▶ _Task details_: Output all of the entries below precisely as written.

################

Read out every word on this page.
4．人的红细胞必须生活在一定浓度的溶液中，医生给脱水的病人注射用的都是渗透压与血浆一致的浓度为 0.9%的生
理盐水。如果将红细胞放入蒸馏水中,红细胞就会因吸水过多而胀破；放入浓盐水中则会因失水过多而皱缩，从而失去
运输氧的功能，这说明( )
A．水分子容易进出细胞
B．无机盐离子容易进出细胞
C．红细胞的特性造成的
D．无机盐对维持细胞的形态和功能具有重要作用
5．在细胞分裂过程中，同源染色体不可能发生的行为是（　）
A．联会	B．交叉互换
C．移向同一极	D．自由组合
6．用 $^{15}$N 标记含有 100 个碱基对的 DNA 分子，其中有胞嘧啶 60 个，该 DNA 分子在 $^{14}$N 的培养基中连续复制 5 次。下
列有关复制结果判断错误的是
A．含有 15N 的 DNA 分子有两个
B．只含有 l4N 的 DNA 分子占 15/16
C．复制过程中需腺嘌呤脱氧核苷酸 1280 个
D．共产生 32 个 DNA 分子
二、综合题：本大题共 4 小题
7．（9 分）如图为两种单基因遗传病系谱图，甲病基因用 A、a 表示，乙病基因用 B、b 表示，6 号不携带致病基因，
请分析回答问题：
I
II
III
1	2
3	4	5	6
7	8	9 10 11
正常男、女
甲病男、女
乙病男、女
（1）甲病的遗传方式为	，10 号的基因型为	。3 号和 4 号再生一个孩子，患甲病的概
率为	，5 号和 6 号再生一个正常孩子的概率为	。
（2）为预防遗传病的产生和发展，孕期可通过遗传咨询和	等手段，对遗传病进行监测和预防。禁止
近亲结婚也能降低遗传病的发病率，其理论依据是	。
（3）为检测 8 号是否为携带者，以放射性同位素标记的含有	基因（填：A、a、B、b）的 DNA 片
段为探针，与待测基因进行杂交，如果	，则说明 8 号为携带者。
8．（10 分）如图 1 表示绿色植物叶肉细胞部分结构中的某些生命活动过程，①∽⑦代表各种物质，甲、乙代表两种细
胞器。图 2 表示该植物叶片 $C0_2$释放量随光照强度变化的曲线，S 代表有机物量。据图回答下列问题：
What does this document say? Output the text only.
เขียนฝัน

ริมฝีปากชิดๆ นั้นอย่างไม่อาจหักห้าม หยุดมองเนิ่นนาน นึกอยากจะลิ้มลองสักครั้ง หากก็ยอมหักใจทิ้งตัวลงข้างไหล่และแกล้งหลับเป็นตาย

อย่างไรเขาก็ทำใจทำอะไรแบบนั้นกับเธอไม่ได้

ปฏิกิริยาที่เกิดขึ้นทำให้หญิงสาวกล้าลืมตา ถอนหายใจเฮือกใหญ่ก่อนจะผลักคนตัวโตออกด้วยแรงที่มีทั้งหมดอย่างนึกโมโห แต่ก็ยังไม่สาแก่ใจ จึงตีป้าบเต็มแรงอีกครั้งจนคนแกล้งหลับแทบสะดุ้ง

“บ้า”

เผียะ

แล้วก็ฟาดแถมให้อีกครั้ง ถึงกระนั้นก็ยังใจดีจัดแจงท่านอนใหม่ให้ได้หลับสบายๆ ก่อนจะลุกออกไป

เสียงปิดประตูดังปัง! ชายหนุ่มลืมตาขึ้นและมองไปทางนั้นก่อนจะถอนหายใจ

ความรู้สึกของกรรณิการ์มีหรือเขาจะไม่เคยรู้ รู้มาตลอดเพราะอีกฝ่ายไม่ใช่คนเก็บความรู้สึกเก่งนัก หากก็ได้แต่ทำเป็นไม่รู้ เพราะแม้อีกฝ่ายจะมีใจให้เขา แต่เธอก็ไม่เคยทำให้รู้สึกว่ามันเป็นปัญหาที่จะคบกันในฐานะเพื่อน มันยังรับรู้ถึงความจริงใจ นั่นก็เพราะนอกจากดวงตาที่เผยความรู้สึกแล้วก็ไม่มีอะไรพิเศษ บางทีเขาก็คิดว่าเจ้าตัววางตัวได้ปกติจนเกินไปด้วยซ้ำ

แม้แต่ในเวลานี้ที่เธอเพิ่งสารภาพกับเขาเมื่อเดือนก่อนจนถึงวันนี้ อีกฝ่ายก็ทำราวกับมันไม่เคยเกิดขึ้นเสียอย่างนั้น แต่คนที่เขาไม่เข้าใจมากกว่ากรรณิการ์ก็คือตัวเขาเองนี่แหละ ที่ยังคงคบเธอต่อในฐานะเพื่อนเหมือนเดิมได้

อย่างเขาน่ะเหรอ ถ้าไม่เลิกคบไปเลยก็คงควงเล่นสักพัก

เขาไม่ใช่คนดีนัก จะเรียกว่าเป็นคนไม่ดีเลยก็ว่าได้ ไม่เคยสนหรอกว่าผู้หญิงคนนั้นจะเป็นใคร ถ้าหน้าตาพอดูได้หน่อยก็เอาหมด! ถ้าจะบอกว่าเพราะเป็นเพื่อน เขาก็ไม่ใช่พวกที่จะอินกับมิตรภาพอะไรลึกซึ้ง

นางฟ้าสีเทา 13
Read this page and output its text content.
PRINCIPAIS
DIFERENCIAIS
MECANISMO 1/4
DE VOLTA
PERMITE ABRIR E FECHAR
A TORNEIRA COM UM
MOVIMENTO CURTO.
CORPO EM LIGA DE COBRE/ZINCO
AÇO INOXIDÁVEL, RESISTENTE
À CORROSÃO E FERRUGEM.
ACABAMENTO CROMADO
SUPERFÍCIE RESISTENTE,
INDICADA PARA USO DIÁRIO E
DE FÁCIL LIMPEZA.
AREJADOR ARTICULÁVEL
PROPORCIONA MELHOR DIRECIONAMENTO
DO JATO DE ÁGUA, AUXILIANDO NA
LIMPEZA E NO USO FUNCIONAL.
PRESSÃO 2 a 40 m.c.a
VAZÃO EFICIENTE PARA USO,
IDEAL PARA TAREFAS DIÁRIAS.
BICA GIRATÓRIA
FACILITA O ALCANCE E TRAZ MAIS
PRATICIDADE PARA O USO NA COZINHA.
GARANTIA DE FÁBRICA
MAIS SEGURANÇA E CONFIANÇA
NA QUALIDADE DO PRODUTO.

################

▶ _The completed task_:
Read out every word on this page.
4．人的红细胞必须生活在一定浓度的溶液中，医生给脱水的病人注射用的都是渗透压与血浆一致的浓度为 0.9%的生
理盐水。如果将红细胞放入蒸馏水中,红细胞就会因吸水过多而胀破；放入浓盐水中则会因失水过多而皱缩，从而失去
运输氧的功能，这说明( )
A．水分子容易进出细胞
B．无机盐离子容易进出细胞
C．红细胞的特性造成的
D．无机盐对维持细胞的形态和功能具有重要作用
5．在细胞分裂过程中，同源染色体不可能发生的行为是（　）
A．联会	B．交叉互换
C．移向同一极	D．自由组合
6．用 $^{15}$N 标记含有 100 个碱基对的 DNA 分子，其中有胞嘧啶 60 个，该 DNA 分子在 $^{14}$N 的培养基中连续复制 5 次。下
列有关复制结果判断错误的是
A．含有 15N 的 DNA 分子有两个
B．只含有 l4N 的 DNA 分子占 15/16
C．复制过程中需腺嘌呤脱氧核苷酸 1280 个
D．共产生 32 个 DNA 分子
二、综合题：本大题共 4 小题
7．（9 分）如图为两种单基因遗传病系谱图，甲病基因用 A、a 表示，乙病基因用 B、b 表示，6 号不携带致病基因，
请分析回答问题：
I
II
III
1	2
3	4	5	6
7	8	9 10 11
正常男、女
甲病男、女
乙病男、女
（1）甲病的遗传方式为	，10 号的基因型为	。3 号和 4 号再生一个孩子，患甲病的概
率为	，5 号和 6 号再生一个正常孩子的概率为	。
（2）为预防遗传病的产生和发展，孕期可通过遗传咨询和	等手段，对遗传病进行监测和预防。禁止
近亲结婚也能降低遗传病的发病率，其理论依据是	。
（3）为检测 8 号是否为携带者，以放射性同位素标记的含有	基因（填：A、a、B、b）的 DNA 片
段为探针，与待测基因进行杂交，如果	，则说明 8 号为携带者。
8．（10 分）如图 1 表示绿色植物叶肉细胞部分结构中的某些生命活动过程，①∽⑦代表各种物质，甲、乙代表两种细
胞器。图 2 表示该植物叶片 $C0_2$释放量随光照强度变化的曲线，S 代表有机物量。据图回答下列问题：
What does this document say? Output the text only.
เขียนฝัน

ริมฝีปากชิดๆ นั้นอย่างไม่อาจหักห้าม หยุดมองเนิ่นนาน นึกอยากจะลิ้มลองสักครั้ง หากก็ยอมหักใจทิ้งตัวลงข้างไหล่และแกล้งหลับเป็นตาย

อย่างไรเขาก็ทำใจทำอะไรแบบนั้นกับเธอไม่ได้

ปฏิกิริยาที่เกิดขึ้นทำให้หญิงสาวกล้าลืมตา ถอนหายใจเฮือกใหญ่ก่อนจะผลักคนตัวโตออกด้วยแรงที่มีทั้งหมดอย่างนึกโมโห แต่ก็ยังไม่สาแก่ใจ จึงตีป้าบเต็มแรงอีกครั้งจนคนแกล้งหลับแทบสะดุ้ง

“บ้า”

เผียะ

แล้วก็ฟาดแถมให้อีกครั้ง ถึงกระนั้นก็ยังใจดีจัดแจงท่านอนใหม่ให้ได้หลับสบายๆ ก่อนจะลุกออกไป

เสียงปิดประตูดังปัง! ชายหนุ่มลืมตาขึ้นและมองไปทางนั้นก่อนจะถอนหายใจ

ความรู้สึกของกรรณิการ์มีหรือเขาจะไม่เคยรู้ รู้มาตลอดเพราะอีกฝ่ายไม่ใช่คนเก็บความรู้สึกเก่งนัก หากก็ได้แต่ทำเป็นไม่รู้ เพราะแม้อีกฝ่ายจะมีใจให้เขา แต่เธอก็ไม่เคยทำให้รู้สึกว่ามันเป็นปัญหาที่จะคบกันในฐานะเพื่อน มันยังรับรู้ถึงความจริงใจ นั่นก็เพราะนอกจากดวงตาที่เผยความรู้สึกแล้วก็ไม่มีอะไรพิเศษ บางทีเขาก็คิดว่าเจ้าตัววางตัวได้ปกติจนเกินไปด้วยซ้ำ

แม้แต่ในเวลานี้ที่เธอเพิ่งสารภาพกับเขาเมื่อเดือนก่อนจนถึงวันนี้ อีกฝ่ายก็ทำราวกับมันไม่เคยเกิดขึ้นเสียอย่างนั้น แต่คนที่เขาไม่เข้าใจมากกว่ากรรณิการ์ก็คือตัวเขาเองนี่แหละ ที่ยังคงคบเธอต่อในฐานะเพื่อนเหมือนเดิมได้

อย่างเขาน่ะเหรอ ถ้าไม่เลิกคบไปเลยก็คงควงเล่นสักพัก

เขาไม่ใช่คนดีนัก จะเรียกว่าเป็นคนไม่ดีเลยก็ว่าได้ ไม่เคยสนหรอกว่าผู้หญิงคนนั้นจะเป็นใคร ถ้าหน้าตาพอดูได้หน่อยก็เอาหมด! ถ้าจะบอกว่าเพราะเป็นเพื่อน เขาก็ไม่ใช่พวกที่จะอินกับมิตรภาพอะไรลึกซึ้ง

นางฟ้าสีเทา 13
Read this page and output its text content.
PRINCIPAIS
DIFERENCIAIS
MECANISMO 1/4
DE VOLTA
PERMITE ABRIR E FECHAR
A TORNEIRA COM UM
MOVIMENTO CURTO.
CORPO EM LIGA DE COBRE/ZINCO
AÇO INOXIDÁVEL, RESISTENTE
À CORROSÃO E FERRUGEM.
ACABAMENTO CROMADO
SUPERFÍCIE RESISTENTE,
INDICADA PARA USO DIÁRIO E
DE FÁCIL LIMPEZA.
AREJADOR ARTICULÁVEL
PROPORCIONA MELHOR DIRECIONAMENTO
DO JATO DE ÁGUA, AUXILIANDO NA
LIMPEZA E NO USO FUNCIONAL.
PRESSÃO 2 a 40 m.c.a
VAZÃO EFICIENTE PARA USO,
IDEAL PARA TAREFAS DIÁRIAS.
BICA GIRATÓRIA
FACILITA O ALCANCE E TRAZ MAIS
PRATICIDADE PARA O USO NA COZINHA.
GARANTIA DE FÁBRICA
MAIS SEGURANÇA E CONFIANÇA
NA QUALIDADE DO PRODUTO.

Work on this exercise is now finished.